[Figure dataset records]
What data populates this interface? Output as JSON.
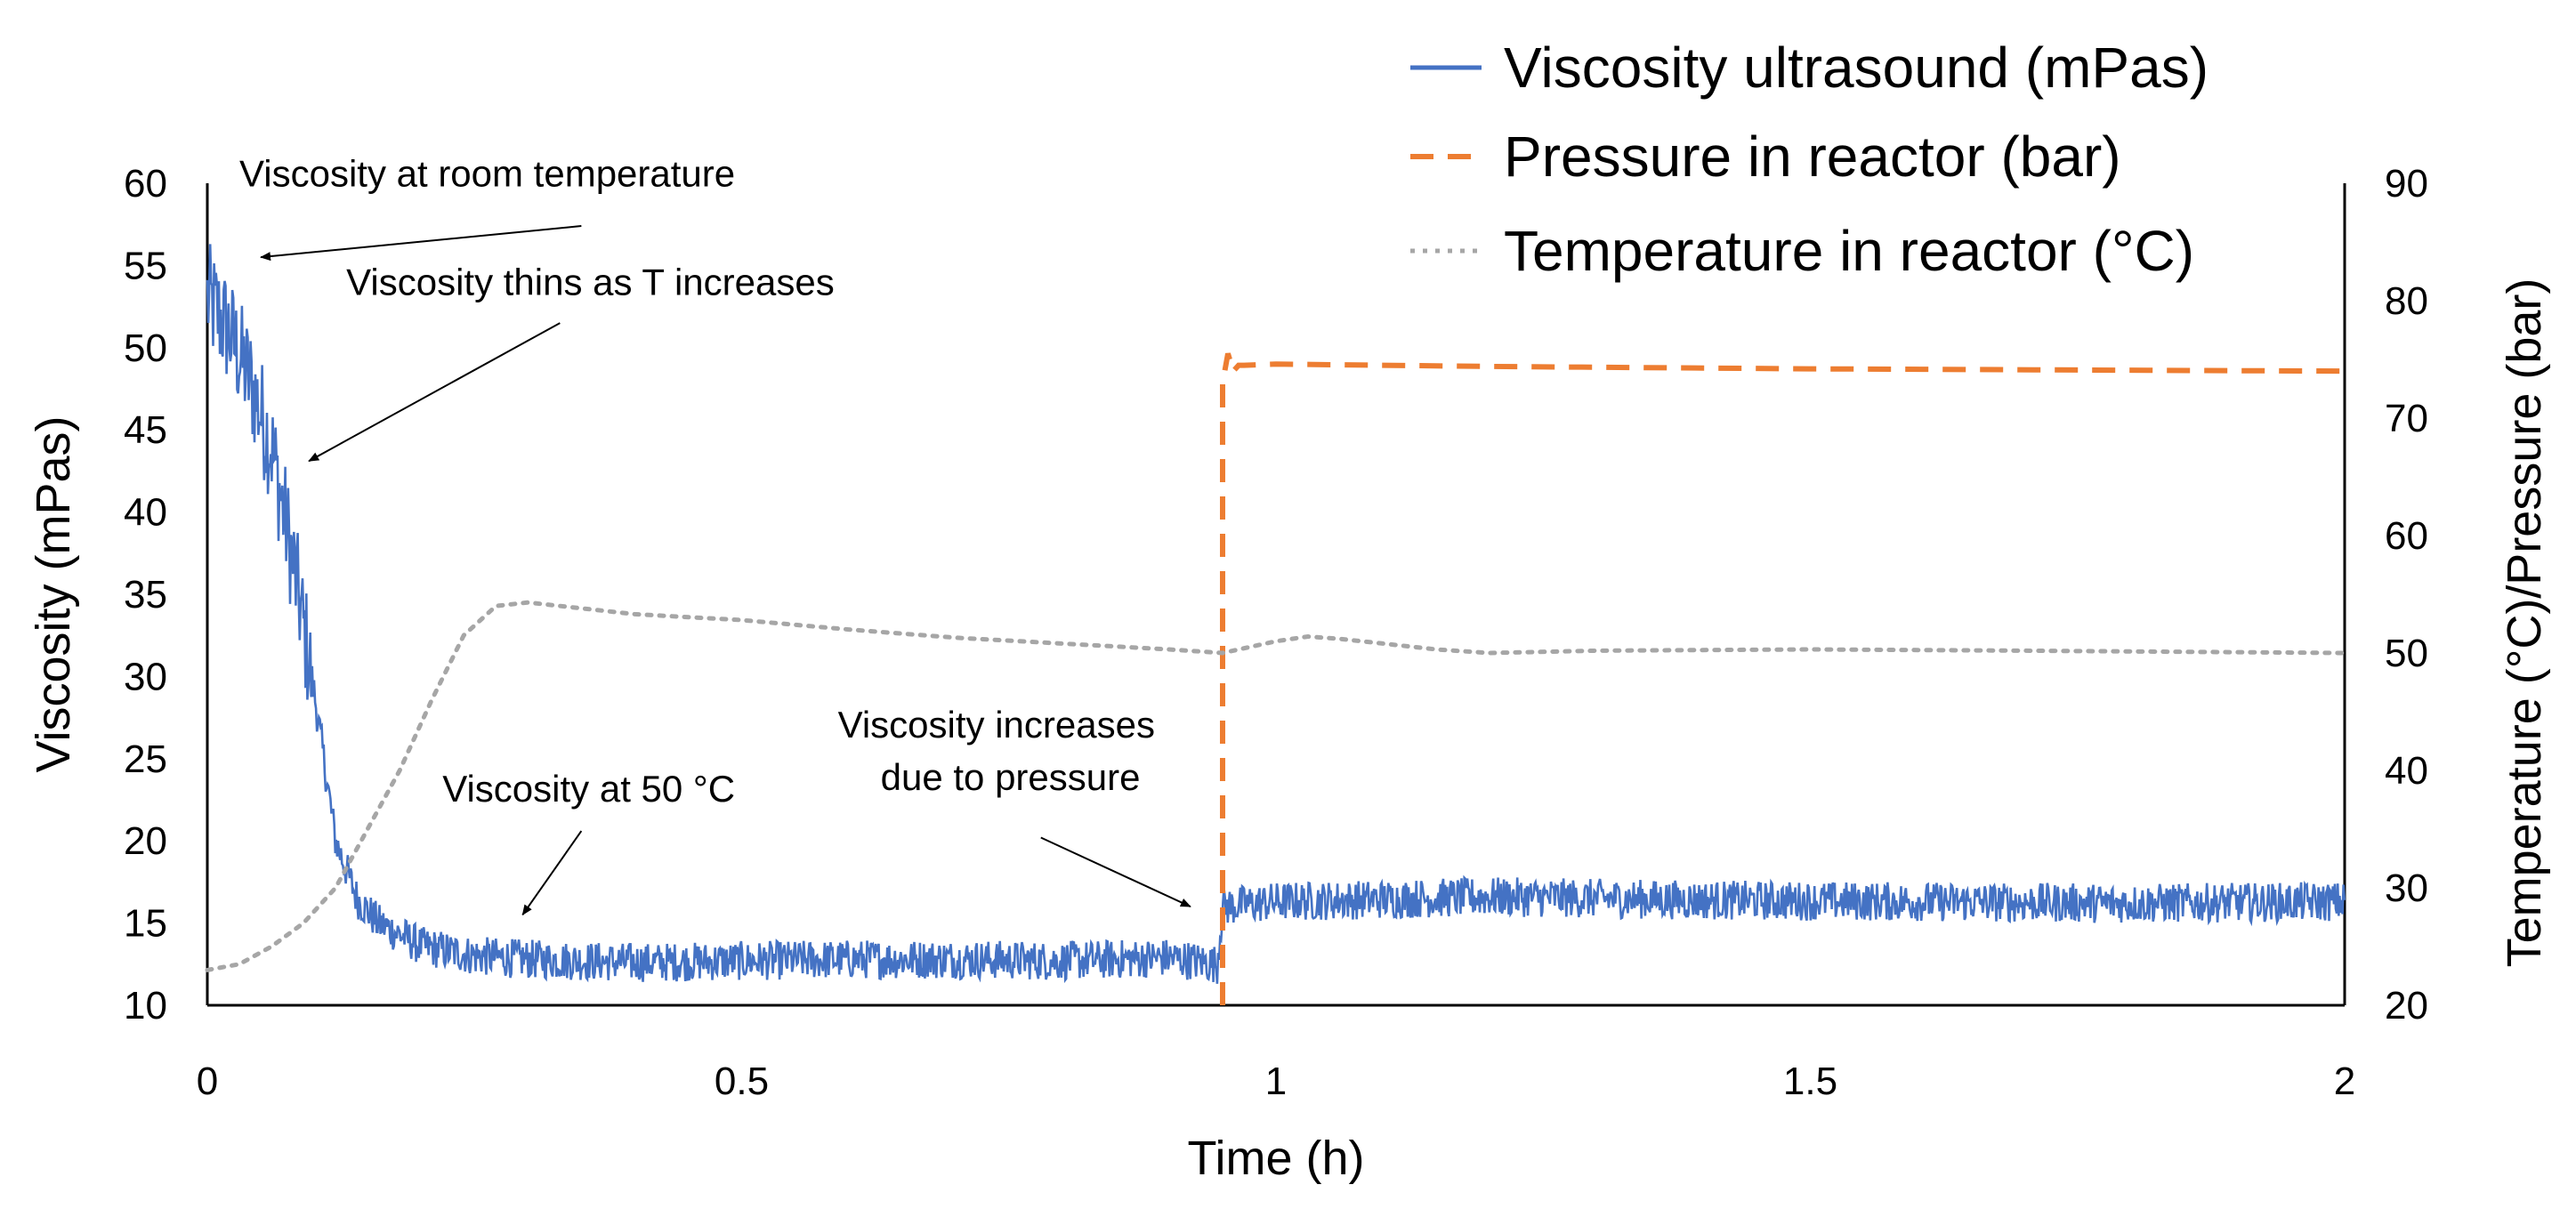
{
  "chart_data": {
    "type": "line",
    "xlabel": "Time (h)",
    "ylabel": "Viscosity (mPas)",
    "y2label": "Temperature (°C)/Pressure (bar)",
    "xlim": [
      0,
      2
    ],
    "ylim": [
      10,
      60
    ],
    "y2lim": [
      20,
      90
    ],
    "x_ticks": [
      "0",
      "0.5",
      "1",
      "1.5",
      "2"
    ],
    "y_ticks": [
      "10",
      "15",
      "20",
      "25",
      "30",
      "35",
      "40",
      "45",
      "50",
      "55",
      "60"
    ],
    "y2_ticks": [
      "20",
      "30",
      "40",
      "50",
      "60",
      "70",
      "80",
      "90"
    ],
    "grid": false,
    "legend_position": "top-right",
    "series": [
      {
        "name": "Viscosity ultrasound (mPas)",
        "axis": "left",
        "color": "#4472c4",
        "style": "solid",
        "noise": 1.2,
        "x": [
          0,
          0.02,
          0.04,
          0.06,
          0.08,
          0.1,
          0.12,
          0.14,
          0.16,
          0.2,
          0.25,
          0.3,
          0.4,
          0.5,
          0.6,
          0.7,
          0.8,
          0.9,
          0.945,
          0.95,
          1.0,
          1.2,
          1.4,
          1.6,
          1.8,
          2.0
        ],
        "values": [
          53,
          51,
          48,
          44,
          37,
          29,
          20,
          16.5,
          15,
          13.6,
          13,
          12.8,
          12.6,
          12.7,
          12.8,
          12.8,
          12.7,
          12.9,
          12.5,
          16,
          16.3,
          16.6,
          16.4,
          16.3,
          16.2,
          16.3
        ]
      },
      {
        "name": "Pressure in reactor (bar)",
        "axis": "right",
        "color": "#ed7d31",
        "style": "dashed",
        "x": [
          0.95,
          0.95,
          0.955,
          0.96,
          0.965,
          0.97,
          1.0,
          1.2,
          1.5,
          2.0
        ],
        "values": [
          20,
          73,
          75.5,
          74,
          74.5,
          74.5,
          74.6,
          74.4,
          74.2,
          74
        ]
      },
      {
        "name": "Temperature in reactor (°C)",
        "axis": "right",
        "color": "#a6a6a6",
        "style": "dotted",
        "x": [
          0,
          0.03,
          0.06,
          0.09,
          0.12,
          0.15,
          0.18,
          0.21,
          0.24,
          0.27,
          0.3,
          0.35,
          0.4,
          0.5,
          0.6,
          0.7,
          0.8,
          0.9,
          0.95,
          0.98,
          1.0,
          1.03,
          1.06,
          1.1,
          1.15,
          1.2,
          1.3,
          1.5,
          1.7,
          1.85,
          2.0
        ],
        "values": [
          23,
          23.5,
          25,
          27,
          30,
          35,
          40,
          46,
          51.5,
          54,
          54.3,
          53.8,
          53.3,
          52.8,
          52,
          51.3,
          50.8,
          50.3,
          50,
          50.6,
          51,
          51.4,
          51.2,
          50.8,
          50.3,
          50,
          50.2,
          50.3,
          50.2,
          50.1,
          50
        ]
      }
    ],
    "annotations": [
      {
        "text": "Viscosity at room temperature",
        "x": 0.05,
        "y": 55.5,
        "text_x": 0.03,
        "text_y": 59.8,
        "line_from_x": 0.35,
        "line_from_y": 57.4
      },
      {
        "text": "Viscosity thins as T increases",
        "x": 0.095,
        "y": 43.1,
        "text_x": 0.13,
        "text_y": 53.2,
        "line_from_x": 0.33,
        "line_from_y": 51.5
      },
      {
        "text": "Viscosity at 50 °C",
        "x": 0.295,
        "y": 15.5,
        "text_x": 0.22,
        "text_y": 22.4,
        "line_from_x": 0.35,
        "line_from_y": 20.6
      },
      {
        "text": "Viscosity increases",
        "x": 0.92,
        "y": 16,
        "text_x": 0.59,
        "text_y": 26.3
      },
      {
        "text": "due to pressure",
        "x": 0.92,
        "y": 16,
        "text_x": 0.63,
        "text_y": 23.1,
        "line_from_x": 0.78,
        "line_from_y": 20.2
      }
    ]
  }
}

-- Exercise description --
Extract from the data every line where "Viscosity" shows up.

-- Task result --
    "ylabel": "Viscosity (mPas)",
        "name": "Viscosity ultrasound (mPas)",
        "text": "Viscosity at room temperature",
        "text": "Viscosity thins as T increases",
        "text": "Viscosity at 50 °C",
        "text": "Viscosity increases",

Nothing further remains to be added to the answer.